From the listing below, count the lines where the string "cable" occurs. Give the number, with no other words.
(begin)
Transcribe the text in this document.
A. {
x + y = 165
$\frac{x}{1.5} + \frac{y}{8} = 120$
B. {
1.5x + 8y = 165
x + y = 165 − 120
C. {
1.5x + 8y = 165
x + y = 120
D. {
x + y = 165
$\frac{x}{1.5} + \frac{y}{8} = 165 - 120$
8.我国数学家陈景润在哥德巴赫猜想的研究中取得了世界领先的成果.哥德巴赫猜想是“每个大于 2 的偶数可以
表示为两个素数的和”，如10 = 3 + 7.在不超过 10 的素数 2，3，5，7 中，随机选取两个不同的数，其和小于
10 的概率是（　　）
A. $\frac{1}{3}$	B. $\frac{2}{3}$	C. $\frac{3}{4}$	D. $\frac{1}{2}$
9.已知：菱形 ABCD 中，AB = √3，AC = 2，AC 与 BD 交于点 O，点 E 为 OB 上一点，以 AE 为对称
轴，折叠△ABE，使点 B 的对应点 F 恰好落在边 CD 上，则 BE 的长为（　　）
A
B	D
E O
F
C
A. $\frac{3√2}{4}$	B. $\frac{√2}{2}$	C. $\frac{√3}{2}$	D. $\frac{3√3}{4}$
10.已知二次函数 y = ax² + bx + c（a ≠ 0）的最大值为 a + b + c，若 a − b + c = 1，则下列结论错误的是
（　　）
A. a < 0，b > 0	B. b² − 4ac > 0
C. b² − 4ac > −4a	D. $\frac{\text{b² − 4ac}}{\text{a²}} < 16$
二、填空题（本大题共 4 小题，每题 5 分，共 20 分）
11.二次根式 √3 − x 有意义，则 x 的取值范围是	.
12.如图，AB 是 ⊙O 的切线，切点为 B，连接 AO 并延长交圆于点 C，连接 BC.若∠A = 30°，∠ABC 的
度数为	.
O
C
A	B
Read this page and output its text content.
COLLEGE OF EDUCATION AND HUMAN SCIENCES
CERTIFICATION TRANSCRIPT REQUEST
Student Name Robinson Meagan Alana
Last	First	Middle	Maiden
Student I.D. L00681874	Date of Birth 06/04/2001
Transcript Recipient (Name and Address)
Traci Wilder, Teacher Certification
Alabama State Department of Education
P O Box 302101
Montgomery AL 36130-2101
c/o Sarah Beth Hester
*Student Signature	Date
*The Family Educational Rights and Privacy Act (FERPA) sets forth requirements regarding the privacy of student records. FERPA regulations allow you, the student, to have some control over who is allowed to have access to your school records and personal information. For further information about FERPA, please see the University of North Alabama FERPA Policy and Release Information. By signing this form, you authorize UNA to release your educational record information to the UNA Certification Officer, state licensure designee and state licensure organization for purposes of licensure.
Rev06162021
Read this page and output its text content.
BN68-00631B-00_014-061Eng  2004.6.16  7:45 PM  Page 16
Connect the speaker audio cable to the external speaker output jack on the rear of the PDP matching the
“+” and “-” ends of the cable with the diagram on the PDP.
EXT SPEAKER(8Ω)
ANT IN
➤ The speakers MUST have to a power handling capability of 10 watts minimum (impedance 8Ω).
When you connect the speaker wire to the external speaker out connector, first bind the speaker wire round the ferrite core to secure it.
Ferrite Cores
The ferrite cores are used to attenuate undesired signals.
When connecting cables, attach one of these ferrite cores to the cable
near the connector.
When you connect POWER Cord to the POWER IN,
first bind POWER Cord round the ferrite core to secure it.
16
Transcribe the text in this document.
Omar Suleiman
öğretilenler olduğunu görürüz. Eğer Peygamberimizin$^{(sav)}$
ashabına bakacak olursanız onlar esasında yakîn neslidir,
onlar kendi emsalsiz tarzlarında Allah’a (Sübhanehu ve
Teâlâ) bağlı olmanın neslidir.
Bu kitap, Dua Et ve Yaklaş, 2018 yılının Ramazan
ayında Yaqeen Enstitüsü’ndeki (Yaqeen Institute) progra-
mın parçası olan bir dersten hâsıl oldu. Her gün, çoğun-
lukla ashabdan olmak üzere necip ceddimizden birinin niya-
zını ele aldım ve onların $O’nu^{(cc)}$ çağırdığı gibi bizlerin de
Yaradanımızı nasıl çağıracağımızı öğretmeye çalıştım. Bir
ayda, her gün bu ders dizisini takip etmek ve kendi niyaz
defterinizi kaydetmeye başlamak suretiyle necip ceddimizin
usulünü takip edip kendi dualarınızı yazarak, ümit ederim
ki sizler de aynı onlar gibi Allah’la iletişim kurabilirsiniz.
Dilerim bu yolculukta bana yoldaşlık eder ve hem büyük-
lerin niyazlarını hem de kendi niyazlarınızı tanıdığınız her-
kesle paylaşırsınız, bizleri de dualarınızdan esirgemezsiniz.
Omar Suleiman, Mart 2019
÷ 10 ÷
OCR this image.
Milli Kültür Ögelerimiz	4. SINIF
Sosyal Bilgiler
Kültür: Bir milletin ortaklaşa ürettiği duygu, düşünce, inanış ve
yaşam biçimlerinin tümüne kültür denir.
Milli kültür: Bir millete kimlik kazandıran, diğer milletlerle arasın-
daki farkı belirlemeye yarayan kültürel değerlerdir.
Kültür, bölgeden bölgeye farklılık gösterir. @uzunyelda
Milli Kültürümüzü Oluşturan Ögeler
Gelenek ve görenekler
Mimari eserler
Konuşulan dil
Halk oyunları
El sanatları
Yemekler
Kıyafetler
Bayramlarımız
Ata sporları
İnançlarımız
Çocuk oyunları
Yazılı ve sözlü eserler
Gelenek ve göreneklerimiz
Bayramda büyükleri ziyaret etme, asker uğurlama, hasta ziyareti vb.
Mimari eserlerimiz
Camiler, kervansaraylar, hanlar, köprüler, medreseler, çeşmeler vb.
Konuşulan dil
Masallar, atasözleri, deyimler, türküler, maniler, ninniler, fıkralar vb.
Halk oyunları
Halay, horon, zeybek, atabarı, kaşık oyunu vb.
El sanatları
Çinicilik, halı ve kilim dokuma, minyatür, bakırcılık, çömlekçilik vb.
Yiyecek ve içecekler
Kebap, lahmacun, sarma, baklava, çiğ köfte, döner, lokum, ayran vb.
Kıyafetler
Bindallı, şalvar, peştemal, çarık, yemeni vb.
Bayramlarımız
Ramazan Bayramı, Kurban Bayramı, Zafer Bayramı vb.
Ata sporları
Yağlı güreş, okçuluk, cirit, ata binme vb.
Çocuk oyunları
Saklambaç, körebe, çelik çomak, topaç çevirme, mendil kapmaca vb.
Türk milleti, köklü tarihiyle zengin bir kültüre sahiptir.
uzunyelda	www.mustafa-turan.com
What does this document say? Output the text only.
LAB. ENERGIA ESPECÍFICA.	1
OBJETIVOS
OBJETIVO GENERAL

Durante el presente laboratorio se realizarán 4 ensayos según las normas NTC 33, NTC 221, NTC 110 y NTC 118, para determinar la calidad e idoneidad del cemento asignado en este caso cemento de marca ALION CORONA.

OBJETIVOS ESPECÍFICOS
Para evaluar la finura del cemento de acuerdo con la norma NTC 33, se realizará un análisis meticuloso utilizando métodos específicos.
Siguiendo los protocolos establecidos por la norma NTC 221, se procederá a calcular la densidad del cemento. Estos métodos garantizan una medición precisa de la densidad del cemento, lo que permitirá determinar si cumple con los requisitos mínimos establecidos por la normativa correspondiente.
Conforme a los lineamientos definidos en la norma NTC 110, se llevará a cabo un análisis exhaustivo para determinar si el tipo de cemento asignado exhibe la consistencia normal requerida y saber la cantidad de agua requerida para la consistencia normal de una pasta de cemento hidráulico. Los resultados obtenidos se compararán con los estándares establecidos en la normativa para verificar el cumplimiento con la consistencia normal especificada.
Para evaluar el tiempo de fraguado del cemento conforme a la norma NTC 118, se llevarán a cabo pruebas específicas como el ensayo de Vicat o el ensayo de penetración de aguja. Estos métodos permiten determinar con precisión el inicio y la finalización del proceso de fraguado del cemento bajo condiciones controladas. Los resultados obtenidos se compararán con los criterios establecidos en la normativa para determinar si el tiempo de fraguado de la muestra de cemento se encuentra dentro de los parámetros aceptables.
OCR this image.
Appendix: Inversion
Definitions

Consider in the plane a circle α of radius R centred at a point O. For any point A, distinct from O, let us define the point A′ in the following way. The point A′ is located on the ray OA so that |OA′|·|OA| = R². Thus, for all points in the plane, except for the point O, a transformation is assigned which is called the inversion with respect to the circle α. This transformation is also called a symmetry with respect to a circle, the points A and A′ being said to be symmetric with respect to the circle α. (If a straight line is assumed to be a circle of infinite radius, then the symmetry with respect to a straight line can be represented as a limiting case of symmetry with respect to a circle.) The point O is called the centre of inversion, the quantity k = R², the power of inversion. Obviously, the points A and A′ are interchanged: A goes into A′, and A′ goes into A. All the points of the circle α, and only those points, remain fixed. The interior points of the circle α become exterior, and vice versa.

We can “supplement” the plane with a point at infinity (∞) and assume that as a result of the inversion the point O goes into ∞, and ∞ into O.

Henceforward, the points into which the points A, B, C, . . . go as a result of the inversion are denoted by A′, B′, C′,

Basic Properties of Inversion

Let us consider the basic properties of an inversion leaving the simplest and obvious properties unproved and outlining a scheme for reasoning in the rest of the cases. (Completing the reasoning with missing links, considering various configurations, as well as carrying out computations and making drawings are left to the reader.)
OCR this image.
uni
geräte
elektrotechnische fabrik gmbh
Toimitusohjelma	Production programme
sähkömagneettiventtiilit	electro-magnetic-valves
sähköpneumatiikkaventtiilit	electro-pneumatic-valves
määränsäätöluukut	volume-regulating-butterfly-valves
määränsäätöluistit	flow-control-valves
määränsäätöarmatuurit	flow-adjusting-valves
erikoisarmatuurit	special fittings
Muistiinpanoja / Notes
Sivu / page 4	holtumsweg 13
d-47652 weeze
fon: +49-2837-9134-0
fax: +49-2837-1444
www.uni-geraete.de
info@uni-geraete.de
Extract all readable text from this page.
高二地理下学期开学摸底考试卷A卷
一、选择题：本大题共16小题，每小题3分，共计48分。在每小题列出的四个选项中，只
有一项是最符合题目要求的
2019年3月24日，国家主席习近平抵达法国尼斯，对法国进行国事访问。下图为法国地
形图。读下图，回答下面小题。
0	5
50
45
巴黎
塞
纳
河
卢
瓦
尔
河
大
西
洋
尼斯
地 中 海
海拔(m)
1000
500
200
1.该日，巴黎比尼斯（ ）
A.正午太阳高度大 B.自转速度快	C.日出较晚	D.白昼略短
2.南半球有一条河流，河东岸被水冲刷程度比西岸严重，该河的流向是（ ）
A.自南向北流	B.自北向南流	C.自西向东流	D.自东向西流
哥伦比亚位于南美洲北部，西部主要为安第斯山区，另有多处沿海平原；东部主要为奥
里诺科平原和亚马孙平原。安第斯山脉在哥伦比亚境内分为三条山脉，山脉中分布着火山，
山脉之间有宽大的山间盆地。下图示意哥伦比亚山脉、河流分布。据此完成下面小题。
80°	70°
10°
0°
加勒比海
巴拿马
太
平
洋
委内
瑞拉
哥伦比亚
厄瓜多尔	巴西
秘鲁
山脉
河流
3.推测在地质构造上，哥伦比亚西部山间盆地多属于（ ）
(end)
> **Written response**
3